┌─ Data supplied

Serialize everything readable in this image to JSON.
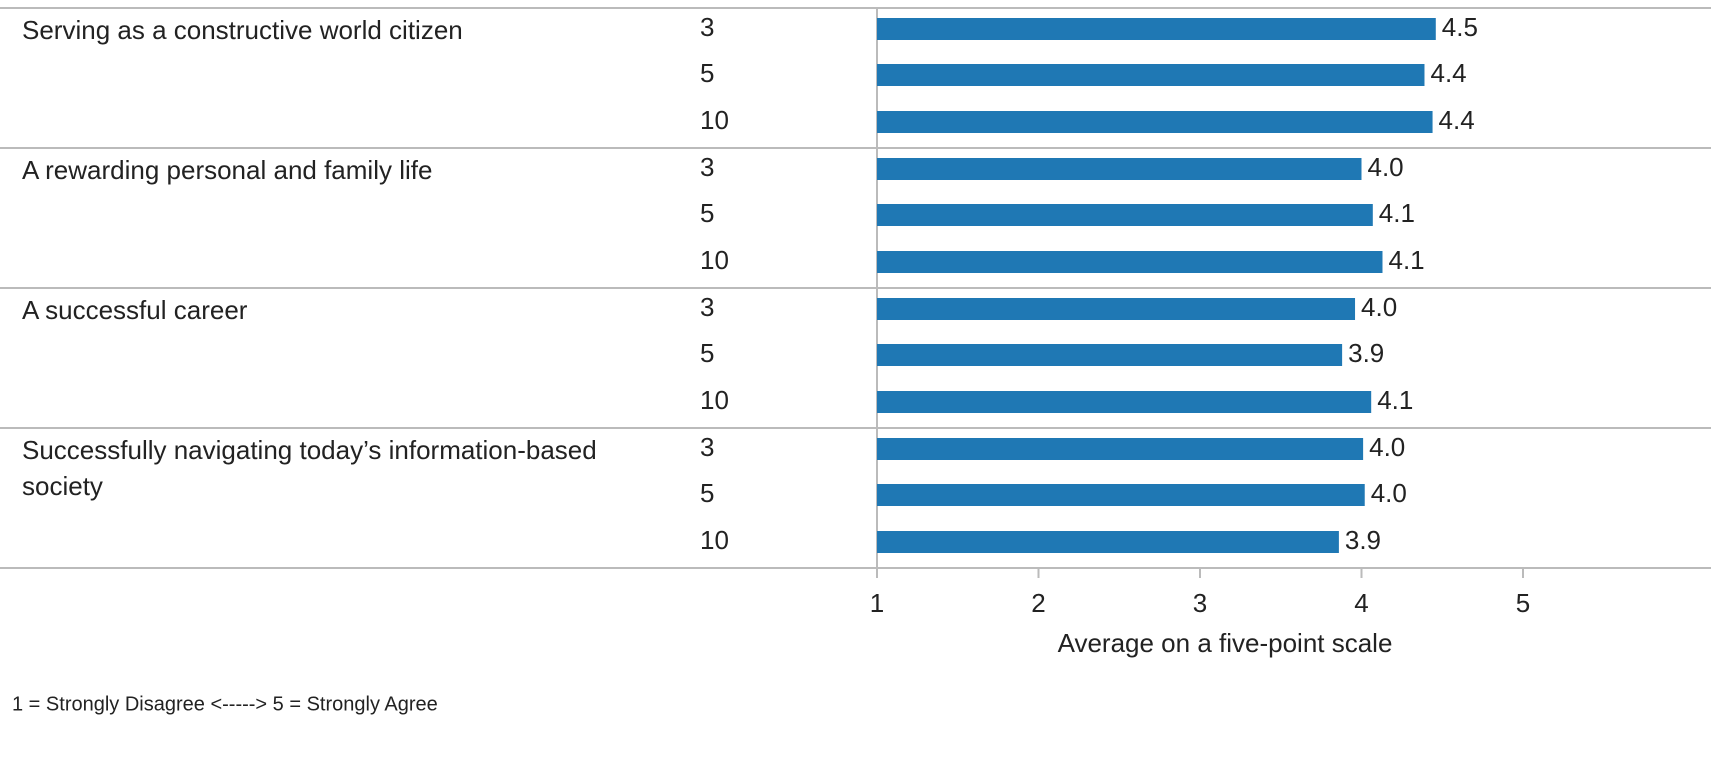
{
  "chart_data": {
    "type": "bar",
    "groups": [
      {
        "name": "Serving as a constructive world citizen",
        "categories": [
          "3",
          "5",
          "10"
        ],
        "values": [
          4.46,
          4.39,
          4.44
        ],
        "value_labels": [
          "4.5",
          "4.4",
          "4.4"
        ]
      },
      {
        "name": "A rewarding personal and family life",
        "categories": [
          "3",
          "5",
          "10"
        ],
        "values": [
          4.0,
          4.07,
          4.13
        ],
        "value_labels": [
          "4.0",
          "4.1",
          "4.1"
        ]
      },
      {
        "name": "A successful career",
        "categories": [
          "3",
          "5",
          "10"
        ],
        "values": [
          3.96,
          3.88,
          4.06
        ],
        "value_labels": [
          "4.0",
          "3.9",
          "4.1"
        ]
      },
      {
        "name": "Successfully navigating today’s information-based society",
        "categories": [
          "3",
          "5",
          "10"
        ],
        "values": [
          4.01,
          4.02,
          3.86
        ],
        "value_labels": [
          "4.0",
          "4.0",
          "3.9"
        ]
      }
    ],
    "color": "#1f78b4",
    "xlim": [
      1,
      5
    ],
    "xticks": [
      1,
      2,
      3,
      4,
      5
    ],
    "xlabel": "Average on a five-point scale",
    "note": "1 = Strongly Disagree <-----> 5 = Strongly Agree"
  }
}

└─

# Exercise
State, as a number only, how many lines in the entries include "name".

# Exercise output
4